Aim of the task
Reproduce the listing exactly and skip over any pictures.

Available data
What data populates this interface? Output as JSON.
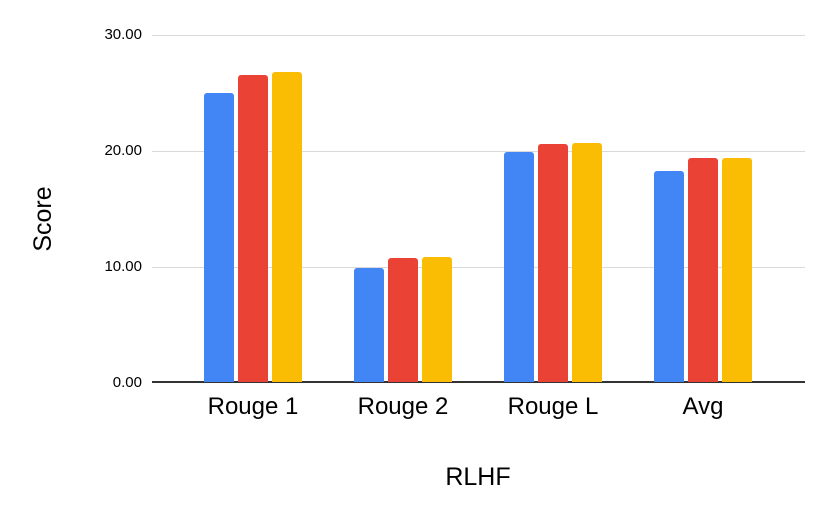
{
  "chart_data": {
    "type": "bar",
    "title": "",
    "xlabel": "RLHF",
    "ylabel": "Score",
    "ylim": [
      0,
      30
    ],
    "yticks": [
      "0.00",
      "10.00",
      "20.00",
      "30.00"
    ],
    "grid": true,
    "legend": "none",
    "categories": [
      "Rouge 1",
      "Rouge 2",
      "Rouge L",
      "Avg"
    ],
    "series": [
      {
        "name": "series-1-blue",
        "color": "#4285F4",
        "values": [
          24.9,
          9.8,
          19.8,
          18.2
        ]
      },
      {
        "name": "series-2-red",
        "color": "#EA4335",
        "values": [
          26.5,
          10.7,
          20.5,
          19.3
        ]
      },
      {
        "name": "series-3-yellow",
        "color": "#FBBC04",
        "values": [
          26.7,
          10.75,
          20.6,
          19.35
        ]
      }
    ]
  },
  "colors": {
    "background": "#ffffff",
    "gridline": "#d9d9d9",
    "axis_line": "#333333",
    "text": "#000000"
  }
}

In response
What data populates this interface? Output as JSON.
{
  "chart_data": {
    "type": "bar",
    "title": "",
    "xlabel": "RLHF",
    "ylabel": "Score",
    "ylim": [
      0,
      30
    ],
    "yticks": [
      "0.00",
      "10.00",
      "20.00",
      "30.00"
    ],
    "grid": true,
    "legend": "none",
    "categories": [
      "Rouge 1",
      "Rouge 2",
      "Rouge L",
      "Avg"
    ],
    "series": [
      {
        "name": "series-1-blue",
        "color": "#4285F4",
        "values": [
          24.9,
          9.8,
          19.8,
          18.2
        ]
      },
      {
        "name": "series-2-red",
        "color": "#EA4335",
        "values": [
          26.5,
          10.7,
          20.5,
          19.3
        ]
      },
      {
        "name": "series-3-yellow",
        "color": "#FBBC04",
        "values": [
          26.7,
          10.75,
          20.6,
          19.35
        ]
      }
    ]
  },
  "colors": {
    "background": "#ffffff",
    "gridline": "#d9d9d9",
    "axis_line": "#333333",
    "text": "#000000"
  }
}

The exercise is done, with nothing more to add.